Recorded information>
/---

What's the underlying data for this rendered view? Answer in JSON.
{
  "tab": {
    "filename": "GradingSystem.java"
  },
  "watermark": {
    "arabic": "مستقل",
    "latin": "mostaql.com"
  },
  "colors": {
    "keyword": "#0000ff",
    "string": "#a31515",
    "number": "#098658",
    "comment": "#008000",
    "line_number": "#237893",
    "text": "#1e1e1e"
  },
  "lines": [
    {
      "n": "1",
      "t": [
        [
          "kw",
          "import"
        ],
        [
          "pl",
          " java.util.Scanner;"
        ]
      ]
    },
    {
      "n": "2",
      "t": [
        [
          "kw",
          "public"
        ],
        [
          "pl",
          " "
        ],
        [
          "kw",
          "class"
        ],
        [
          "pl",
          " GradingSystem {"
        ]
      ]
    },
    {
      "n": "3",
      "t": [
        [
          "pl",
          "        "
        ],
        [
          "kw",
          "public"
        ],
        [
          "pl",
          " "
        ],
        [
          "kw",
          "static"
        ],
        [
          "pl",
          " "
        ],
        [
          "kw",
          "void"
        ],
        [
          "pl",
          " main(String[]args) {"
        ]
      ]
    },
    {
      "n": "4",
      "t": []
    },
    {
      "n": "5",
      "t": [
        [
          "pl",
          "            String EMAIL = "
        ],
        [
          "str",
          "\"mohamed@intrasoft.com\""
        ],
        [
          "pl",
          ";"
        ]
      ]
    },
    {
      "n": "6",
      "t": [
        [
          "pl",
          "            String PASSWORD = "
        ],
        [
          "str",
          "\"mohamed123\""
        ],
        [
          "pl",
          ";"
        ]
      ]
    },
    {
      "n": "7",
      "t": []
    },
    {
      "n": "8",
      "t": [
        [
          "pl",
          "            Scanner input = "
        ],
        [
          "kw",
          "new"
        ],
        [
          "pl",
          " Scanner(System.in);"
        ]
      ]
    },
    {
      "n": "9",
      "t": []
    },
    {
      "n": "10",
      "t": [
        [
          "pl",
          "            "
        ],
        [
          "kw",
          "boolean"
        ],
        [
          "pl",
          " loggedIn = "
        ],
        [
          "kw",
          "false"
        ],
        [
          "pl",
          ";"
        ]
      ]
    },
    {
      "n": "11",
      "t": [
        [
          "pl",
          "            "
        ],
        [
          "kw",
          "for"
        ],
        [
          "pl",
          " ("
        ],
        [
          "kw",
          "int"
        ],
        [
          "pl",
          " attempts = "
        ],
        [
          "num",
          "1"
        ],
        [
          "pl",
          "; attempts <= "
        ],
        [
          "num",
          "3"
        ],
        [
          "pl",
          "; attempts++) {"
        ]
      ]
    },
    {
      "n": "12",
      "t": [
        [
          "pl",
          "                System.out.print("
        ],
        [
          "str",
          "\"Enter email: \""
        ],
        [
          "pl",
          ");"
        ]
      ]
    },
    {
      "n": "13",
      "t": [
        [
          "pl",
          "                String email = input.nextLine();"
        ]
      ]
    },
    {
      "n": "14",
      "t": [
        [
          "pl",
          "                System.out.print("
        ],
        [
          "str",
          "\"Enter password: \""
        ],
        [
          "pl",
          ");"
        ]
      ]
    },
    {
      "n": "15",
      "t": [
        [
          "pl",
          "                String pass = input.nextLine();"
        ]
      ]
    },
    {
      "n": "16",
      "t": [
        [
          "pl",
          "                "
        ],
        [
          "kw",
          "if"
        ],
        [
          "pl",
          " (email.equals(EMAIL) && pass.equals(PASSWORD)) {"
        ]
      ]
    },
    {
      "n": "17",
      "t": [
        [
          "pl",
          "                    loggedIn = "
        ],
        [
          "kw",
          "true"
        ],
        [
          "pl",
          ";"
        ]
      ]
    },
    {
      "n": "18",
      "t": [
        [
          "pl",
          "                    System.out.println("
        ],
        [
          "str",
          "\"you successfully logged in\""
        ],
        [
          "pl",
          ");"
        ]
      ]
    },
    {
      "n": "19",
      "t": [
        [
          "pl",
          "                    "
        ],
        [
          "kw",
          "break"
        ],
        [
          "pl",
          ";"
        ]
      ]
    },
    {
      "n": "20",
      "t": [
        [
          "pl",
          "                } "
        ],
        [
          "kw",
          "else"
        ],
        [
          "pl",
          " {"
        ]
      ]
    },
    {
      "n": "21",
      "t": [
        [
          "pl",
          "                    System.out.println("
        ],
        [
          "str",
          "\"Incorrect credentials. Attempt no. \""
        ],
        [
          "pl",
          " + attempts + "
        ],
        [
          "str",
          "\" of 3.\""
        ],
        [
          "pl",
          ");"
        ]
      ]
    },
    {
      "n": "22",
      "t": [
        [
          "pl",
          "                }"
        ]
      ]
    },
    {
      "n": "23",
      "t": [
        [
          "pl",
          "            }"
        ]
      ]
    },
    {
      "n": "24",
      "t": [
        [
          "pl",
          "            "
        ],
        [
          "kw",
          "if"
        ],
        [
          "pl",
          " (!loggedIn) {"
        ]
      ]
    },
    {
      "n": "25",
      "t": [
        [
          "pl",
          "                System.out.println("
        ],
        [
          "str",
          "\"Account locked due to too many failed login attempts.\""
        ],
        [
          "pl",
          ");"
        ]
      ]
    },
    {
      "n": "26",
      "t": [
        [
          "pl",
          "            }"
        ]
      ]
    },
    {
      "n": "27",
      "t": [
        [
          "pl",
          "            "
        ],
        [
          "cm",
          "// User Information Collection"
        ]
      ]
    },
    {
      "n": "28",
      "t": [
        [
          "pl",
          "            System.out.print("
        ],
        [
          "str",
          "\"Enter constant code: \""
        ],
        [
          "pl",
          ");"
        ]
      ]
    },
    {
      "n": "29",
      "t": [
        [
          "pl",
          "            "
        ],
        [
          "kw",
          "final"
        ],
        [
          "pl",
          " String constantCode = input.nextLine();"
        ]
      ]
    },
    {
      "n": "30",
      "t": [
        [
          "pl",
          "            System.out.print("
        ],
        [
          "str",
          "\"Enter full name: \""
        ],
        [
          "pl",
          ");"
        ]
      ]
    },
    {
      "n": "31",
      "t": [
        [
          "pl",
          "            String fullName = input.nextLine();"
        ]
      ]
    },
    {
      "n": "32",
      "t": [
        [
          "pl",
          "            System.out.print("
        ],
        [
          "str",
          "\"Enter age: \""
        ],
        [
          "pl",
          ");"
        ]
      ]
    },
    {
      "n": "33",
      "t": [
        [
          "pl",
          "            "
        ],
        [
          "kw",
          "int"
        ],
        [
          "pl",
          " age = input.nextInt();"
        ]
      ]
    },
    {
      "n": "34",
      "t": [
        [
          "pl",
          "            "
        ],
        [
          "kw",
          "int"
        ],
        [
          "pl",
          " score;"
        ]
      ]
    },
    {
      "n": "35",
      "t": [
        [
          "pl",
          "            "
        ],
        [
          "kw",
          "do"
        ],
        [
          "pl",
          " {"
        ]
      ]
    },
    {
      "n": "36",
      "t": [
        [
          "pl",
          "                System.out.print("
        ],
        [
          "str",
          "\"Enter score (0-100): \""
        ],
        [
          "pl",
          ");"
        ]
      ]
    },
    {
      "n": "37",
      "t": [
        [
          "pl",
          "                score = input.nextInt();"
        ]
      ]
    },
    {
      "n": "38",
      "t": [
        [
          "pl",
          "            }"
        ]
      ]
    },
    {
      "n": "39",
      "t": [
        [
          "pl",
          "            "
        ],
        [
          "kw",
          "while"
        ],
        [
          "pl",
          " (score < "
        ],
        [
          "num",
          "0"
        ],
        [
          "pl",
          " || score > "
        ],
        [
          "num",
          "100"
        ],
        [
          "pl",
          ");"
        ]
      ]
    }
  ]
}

\---

The request> Copy each line containing the word "GradingSystem" from the data.

Answer in full>
    "filename": "GradingSystem.java"
          " GradingSystem {"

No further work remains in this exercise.